[start of RECORDS SHOWN]
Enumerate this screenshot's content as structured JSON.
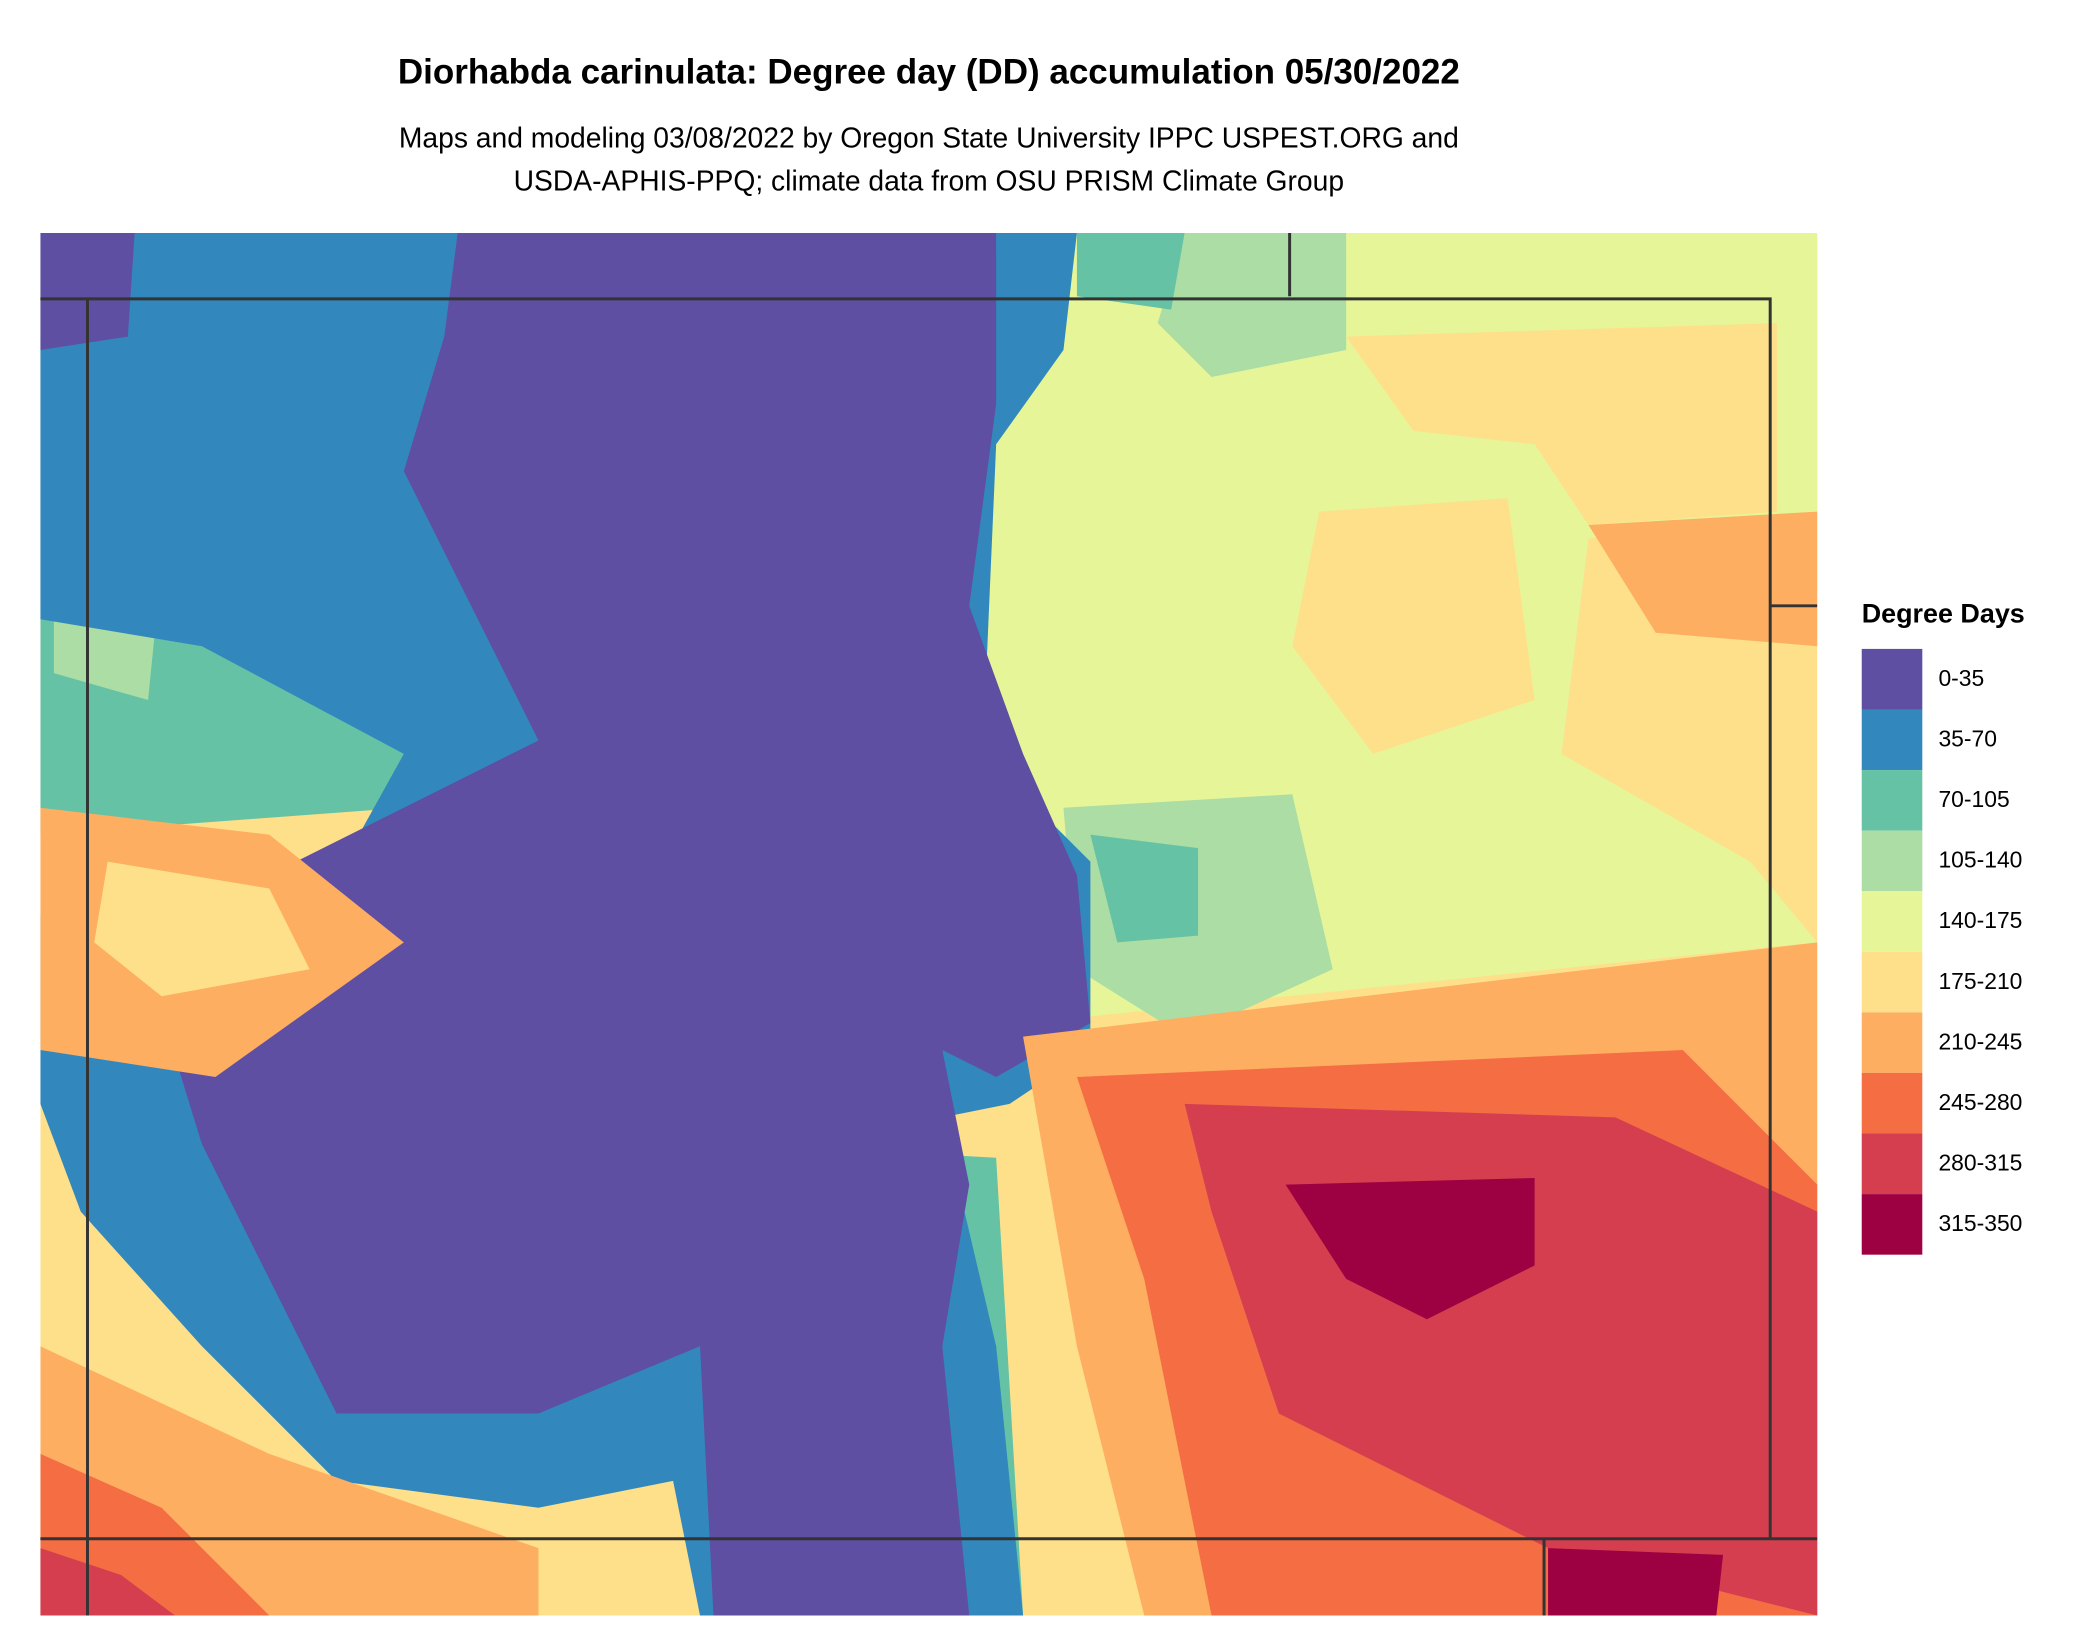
{
  "title": "Diorhabda carinulata: Degree day (DD) accumulation 05/30/2022",
  "subtitle": [
    "Maps and modeling 03/08/2022 by Oregon State University IPPC USPEST.ORG and",
    "USDA-APHIS-PPQ; climate data from OSU PRISM Climate Group"
  ],
  "legend": {
    "title": "Degree Days",
    "items": [
      {
        "label": "0-35",
        "color": "#5e4fa2"
      },
      {
        "label": "35-70",
        "color": "#3288bd"
      },
      {
        "label": "70-105",
        "color": "#66c2a5"
      },
      {
        "label": "105-140",
        "color": "#abdda4"
      },
      {
        "label": "140-175",
        "color": "#e6f598"
      },
      {
        "label": "175-210",
        "color": "#fee08b"
      },
      {
        "label": "210-245",
        "color": "#fdae61"
      },
      {
        "label": "245-280",
        "color": "#f46d43"
      },
      {
        "label": "280-315",
        "color": "#d53e4f"
      },
      {
        "label": "315-350",
        "color": "#9e0142"
      }
    ]
  }
}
[end of RECORDS SHOWN]
• [YOUR GOAL]: Where a line holds "color", copy it out.

• [FULL SOLUTION]:
        "color": "#5e4fa2"
        "color": "#3288bd"
        "color": "#66c2a5"
        "color": "#abdda4"
        "color": "#e6f598"
        "color": "#fee08b"
        "color": "#fdae61"
        "color": "#f46d43"
        "color": "#d53e4f"
        "color": "#9e0142"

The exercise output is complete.